WRITTEN TASK —
Print the whole listing exactly.

Records excerpted from a collection
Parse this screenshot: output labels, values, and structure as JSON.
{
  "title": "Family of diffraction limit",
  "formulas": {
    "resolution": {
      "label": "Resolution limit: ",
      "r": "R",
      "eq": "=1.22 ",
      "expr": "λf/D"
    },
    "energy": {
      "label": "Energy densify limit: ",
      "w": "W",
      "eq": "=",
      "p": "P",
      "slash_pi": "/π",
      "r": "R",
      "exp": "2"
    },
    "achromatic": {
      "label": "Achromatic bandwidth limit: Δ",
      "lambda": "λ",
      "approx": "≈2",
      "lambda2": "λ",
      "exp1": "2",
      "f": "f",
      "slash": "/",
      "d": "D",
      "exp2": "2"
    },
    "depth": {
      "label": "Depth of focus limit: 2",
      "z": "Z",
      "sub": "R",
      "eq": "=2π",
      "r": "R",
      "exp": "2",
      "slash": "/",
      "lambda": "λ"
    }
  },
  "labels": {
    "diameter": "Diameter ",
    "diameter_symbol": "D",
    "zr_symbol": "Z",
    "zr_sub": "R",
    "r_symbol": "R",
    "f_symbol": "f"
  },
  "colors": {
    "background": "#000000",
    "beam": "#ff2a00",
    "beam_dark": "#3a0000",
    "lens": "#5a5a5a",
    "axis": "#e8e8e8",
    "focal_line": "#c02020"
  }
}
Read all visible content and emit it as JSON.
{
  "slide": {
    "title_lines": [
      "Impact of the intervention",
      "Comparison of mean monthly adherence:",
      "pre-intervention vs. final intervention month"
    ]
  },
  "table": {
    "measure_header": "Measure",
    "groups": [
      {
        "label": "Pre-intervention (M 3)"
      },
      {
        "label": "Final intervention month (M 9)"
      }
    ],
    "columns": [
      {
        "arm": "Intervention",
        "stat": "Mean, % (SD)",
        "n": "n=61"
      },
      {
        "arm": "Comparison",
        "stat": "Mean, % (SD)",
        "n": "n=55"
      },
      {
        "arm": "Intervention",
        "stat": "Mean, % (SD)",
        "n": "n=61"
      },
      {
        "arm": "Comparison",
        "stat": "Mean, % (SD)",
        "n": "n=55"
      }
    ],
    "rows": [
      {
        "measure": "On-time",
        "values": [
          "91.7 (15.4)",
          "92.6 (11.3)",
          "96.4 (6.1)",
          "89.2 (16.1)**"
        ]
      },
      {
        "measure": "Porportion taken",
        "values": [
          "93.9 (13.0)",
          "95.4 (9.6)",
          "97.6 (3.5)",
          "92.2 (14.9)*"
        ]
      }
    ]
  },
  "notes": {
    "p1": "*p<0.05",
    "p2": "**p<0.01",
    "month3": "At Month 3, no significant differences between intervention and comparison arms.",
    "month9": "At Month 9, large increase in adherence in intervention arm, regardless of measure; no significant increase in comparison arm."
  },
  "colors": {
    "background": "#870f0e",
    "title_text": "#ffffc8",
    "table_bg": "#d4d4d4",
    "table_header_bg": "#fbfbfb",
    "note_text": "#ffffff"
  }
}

RESPONSE —
Parse this screenshot: output labels, values, and structure as JSON.
{
  "title": "Family of diffraction limit",
  "formulas": {
    "resolution": {
      "label": "Resolution limit: ",
      "r": "R",
      "eq": "=1.22 ",
      "expr": "λf/D"
    },
    "energy": {
      "label": "Energy densify limit: ",
      "w": "W",
      "eq": "=",
      "p": "P",
      "slash_pi": "/π",
      "r": "R",
      "exp": "2"
    },
    "achromatic": {
      "label": "Achromatic bandwidth limit: Δ",
      "lambda": "λ",
      "approx": "≈2",
      "lambda2": "λ",
      "exp1": "2",
      "f": "f",
      "slash": "/",
      "d": "D",
      "exp2": "2"
    },
    "depth": {
      "label": "Depth of focus limit: 2",
      "z": "Z",
      "sub": "R",
      "eq": "=2π",
      "r": "R",
      "exp": "2",
      "slash": "/",
      "lambda": "λ"
    }
  },
  "labels": {
    "diameter": "Diameter ",
    "diameter_symbol": "D",
    "zr_symbol": "Z",
    "zr_sub": "R",
    "r_symbol": "R",
    "f_symbol": "f"
  },
  "colors": {
    "background": "#000000",
    "beam": "#ff2a00",
    "beam_dark": "#3a0000",
    "lens": "#5a5a5a",
    "axis": "#e8e8e8",
    "focal_line": "#c02020"
  }
}
Read all visible content and emit it as JSON.
{
  "slide": {
    "title_lines": [
      "Impact of the intervention",
      "Comparison of mean monthly adherence:",
      "pre-intervention vs. final intervention month"
    ]
  },
  "table": {
    "measure_header": "Measure",
    "groups": [
      {
        "label": "Pre-intervention (M 3)"
      },
      {
        "label": "Final intervention month (M 9)"
      }
    ],
    "columns": [
      {
        "arm": "Intervention",
        "stat": "Mean, % (SD)",
        "n": "n=61"
      },
      {
        "arm": "Comparison",
        "stat": "Mean, % (SD)",
        "n": "n=55"
      },
      {
        "arm": "Intervention",
        "stat": "Mean, % (SD)",
        "n": "n=61"
      },
      {
        "arm": "Comparison",
        "stat": "Mean, % (SD)",
        "n": "n=55"
      }
    ],
    "rows": [
      {
        "measure": "On-time",
        "values": [
          "91.7 (15.4)",
          "92.6 (11.3)",
          "96.4 (6.1)",
          "89.2 (16.1)**"
        ]
      },
      {
        "measure": "Porportion taken",
        "values": [
          "93.9 (13.0)",
          "95.4 (9.6)",
          "97.6 (3.5)",
          "92.2 (14.9)*"
        ]
      }
    ]
  },
  "notes": {
    "p1": "*p<0.05",
    "p2": "**p<0.01",
    "month3": "At Month 3, no significant differences between intervention and comparison arms.",
    "month9": "At Month 9, large increase in adherence in intervention arm, regardless of measure; no significant increase in comparison arm."
  },
  "colors": {
    "background": "#870f0e",
    "title_text": "#ffffc8",
    "table_bg": "#d4d4d4",
    "table_header_bg": "#fbfbfb",
    "note_text": "#ffffff"
  }
}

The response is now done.